TO DO »
Give the listing below again in full, exactly as written.

::::::::::

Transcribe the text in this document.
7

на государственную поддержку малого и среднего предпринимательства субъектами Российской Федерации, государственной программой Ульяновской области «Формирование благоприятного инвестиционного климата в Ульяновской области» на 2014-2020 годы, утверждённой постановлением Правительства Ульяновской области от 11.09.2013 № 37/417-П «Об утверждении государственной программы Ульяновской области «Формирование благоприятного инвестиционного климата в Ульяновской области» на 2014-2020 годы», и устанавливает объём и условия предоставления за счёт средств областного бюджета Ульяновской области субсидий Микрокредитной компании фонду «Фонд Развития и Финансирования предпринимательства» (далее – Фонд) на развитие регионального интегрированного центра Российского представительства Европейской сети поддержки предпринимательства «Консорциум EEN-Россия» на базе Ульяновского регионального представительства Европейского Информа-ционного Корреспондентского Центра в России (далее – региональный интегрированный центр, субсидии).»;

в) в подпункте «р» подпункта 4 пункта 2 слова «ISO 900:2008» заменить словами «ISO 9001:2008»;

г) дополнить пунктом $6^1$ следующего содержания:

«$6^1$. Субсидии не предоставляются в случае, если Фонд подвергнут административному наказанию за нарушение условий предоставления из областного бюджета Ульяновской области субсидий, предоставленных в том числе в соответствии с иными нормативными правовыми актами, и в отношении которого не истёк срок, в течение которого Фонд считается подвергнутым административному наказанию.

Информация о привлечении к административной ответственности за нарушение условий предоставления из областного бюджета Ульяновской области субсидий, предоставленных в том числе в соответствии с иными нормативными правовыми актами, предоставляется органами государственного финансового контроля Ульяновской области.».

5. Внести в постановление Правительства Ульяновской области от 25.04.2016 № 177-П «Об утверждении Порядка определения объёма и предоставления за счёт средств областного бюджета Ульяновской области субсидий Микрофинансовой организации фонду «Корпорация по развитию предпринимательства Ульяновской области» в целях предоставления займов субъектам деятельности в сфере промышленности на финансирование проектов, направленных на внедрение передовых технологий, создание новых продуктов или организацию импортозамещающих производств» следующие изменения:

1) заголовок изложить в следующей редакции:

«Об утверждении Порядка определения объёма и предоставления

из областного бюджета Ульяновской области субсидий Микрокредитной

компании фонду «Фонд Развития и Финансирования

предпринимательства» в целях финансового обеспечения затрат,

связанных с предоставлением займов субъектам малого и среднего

::::::::::

FINISHED ANSWER »
Transcribe the text in this document.
7

на государственную поддержку малого и среднего предпринимательства субъектами Российской Федерации, государственной программой Ульяновской области «Формирование благоприятного инвестиционного климата в Ульяновской области» на 2014-2020 годы, утверждённой постановлением Правительства Ульяновской области от 11.09.2013 № 37/417-П «Об утверждении государственной программы Ульяновской области «Формирование благоприятного инвестиционного климата в Ульяновской области» на 2014-2020 годы», и устанавливает объём и условия предоставления за счёт средств областного бюджета Ульяновской области субсидий Микрокредитной компании фонду «Фонд Развития и Финансирования предпринимательства» (далее – Фонд) на развитие регионального интегрированного центра Российского представительства Европейской сети поддержки предпринимательства «Консорциум EEN-Россия» на базе Ульяновского регионального представительства Европейского Информа-ционного Корреспондентского Центра в России (далее – региональный интегрированный центр, субсидии).»;

в) в подпункте «р» подпункта 4 пункта 2 слова «ISO 900:2008» заменить словами «ISO 9001:2008»;

г) дополнить пунктом $6^1$ следующего содержания:

«$6^1$. Субсидии не предоставляются в случае, если Фонд подвергнут административному наказанию за нарушение условий предоставления из областного бюджета Ульяновской области субсидий, предоставленных в том числе в соответствии с иными нормативными правовыми актами, и в отношении которого не истёк срок, в течение которого Фонд считается подвергнутым административному наказанию.

Информация о привлечении к административной ответственности за нарушение условий предоставления из областного бюджета Ульяновской области субсидий, предоставленных в том числе в соответствии с иными нормативными правовыми актами, предоставляется органами государственного финансового контроля Ульяновской области.».

5. Внести в постановление Правительства Ульяновской области от 25.04.2016 № 177-П «Об утверждении Порядка определения объёма и предоставления за счёт средств областного бюджета Ульяновской области субсидий Микрофинансовой организации фонду «Корпорация по развитию предпринимательства Ульяновской области» в целях предоставления займов субъектам деятельности в сфере промышленности на финансирование проектов, направленных на внедрение передовых технологий, создание новых продуктов или организацию импортозамещающих производств» следующие изменения:

1) заголовок изложить в следующей редакции:

«Об утверждении Порядка определения объёма и предоставления

из областного бюджета Ульяновской области субсидий Микрокредитной

компании фонду «Фонд Развития и Финансирования

предпринимательства» в целях финансового обеспечения затрат,

связанных с предоставлением займов субъектам малого и среднего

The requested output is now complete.